Directive
Transcribe the material verbatim in full; the pictures do not belong in the copy.

Input rows

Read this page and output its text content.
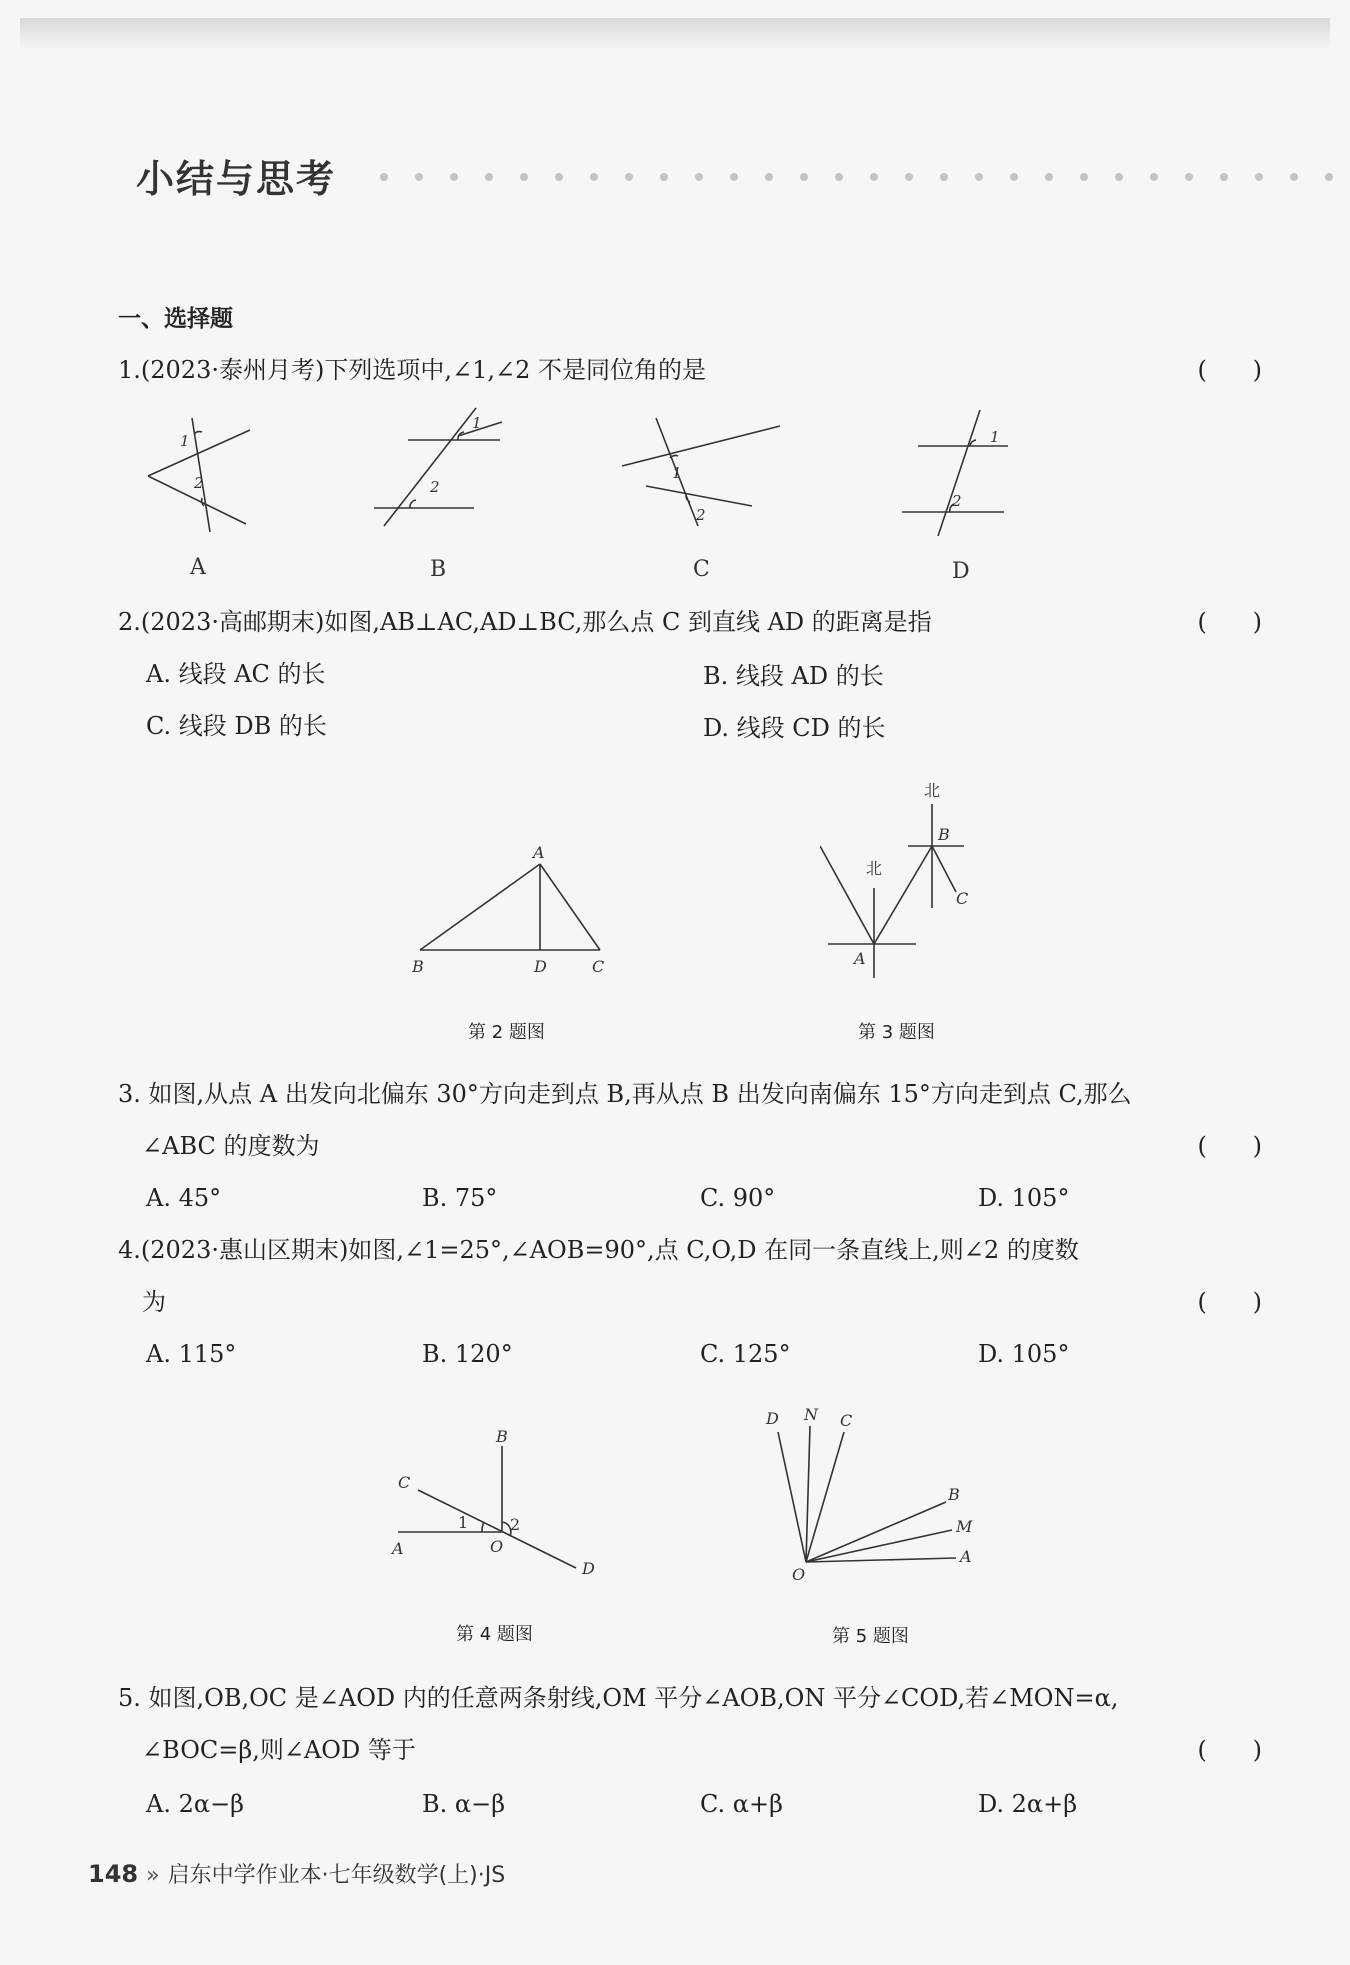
小结与思考
一、选择题
1.(2023·泰州月考)下列选项中,∠1,∠2 不是同位角的是	(      )
1
2
1
2
1
2
1
2
A	B	C	D
2.(2023·高邮期末)如图,AB⊥AC,AD⊥BC,那么点 C 到直线 AD 的距离是指	(      )
A. 线段 AC 的长	B. 线段 AD 的长
C. 线段 DB 的长	D. 线段 CD 的长
A
B	D	C
第 2 题图
北
B
C
北
A
第 3 题图
3. 如图,从点 A 出发向北偏东 30°方向走到点 B,再从点 B 出发向南偏东 15°方向走到点 C,那么
∠ABC 的度数为	(      )
A. 45°	B. 75°	C. 90°	D. 105°
4.(2023·惠山区期末)如图,∠1=25°,∠AOB=90°,点 C,O,D 在同一条直线上,则∠2 的度数
为	(      )
A. 115°	B. 120°	C. 125°	D. 105°
B
C
A	O
D
1	2
第 4 题图
D N C
B
M
A
O
第 5 题图
5. 如图,OB,OC 是∠AOD 内的任意两条射线,OM 平分∠AOB,ON 平分∠COD,若∠MON=α,
∠BOC=β,则∠AOD 等于	(      )
A. 2α−β	B. α−β	C. α+β	D. 2α+β
148 » 启东中学作业本·七年级数学(上)·JS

Complete response
Read this page and output its text content.
小结与思考
一、选择题
1.(2023·泰州月考)下列选项中,∠1,∠2 不是同位角的是	(      )
1
2
1
2
1
2
1
2
A	B	C	D
2.(2023·高邮期末)如图,AB⊥AC,AD⊥BC,那么点 C 到直线 AD 的距离是指	(      )
A. 线段 AC 的长	B. 线段 AD 的长
C. 线段 DB 的长	D. 线段 CD 的长
A
B	D	C
第 2 题图
北
B
C
北
A
第 3 题图
3. 如图,从点 A 出发向北偏东 30°方向走到点 B,再从点 B 出发向南偏东 15°方向走到点 C,那么
∠ABC 的度数为	(      )
A. 45°	B. 75°	C. 90°	D. 105°
4.(2023·惠山区期末)如图,∠1=25°,∠AOB=90°,点 C,O,D 在同一条直线上,则∠2 的度数
为	(      )
A. 115°	B. 120°	C. 125°	D. 105°
B
C
A	O
D
1	2
第 4 题图
D N C
B
M
A
O
第 5 题图
5. 如图,OB,OC 是∠AOD 内的任意两条射线,OM 平分∠AOB,ON 平分∠COD,若∠MON=α,
∠BOC=β,则∠AOD 等于	(      )
A. 2α−β	B. α−β	C. α+β	D. 2α+β
148 » 启东中学作业本·七年级数学(上)·JS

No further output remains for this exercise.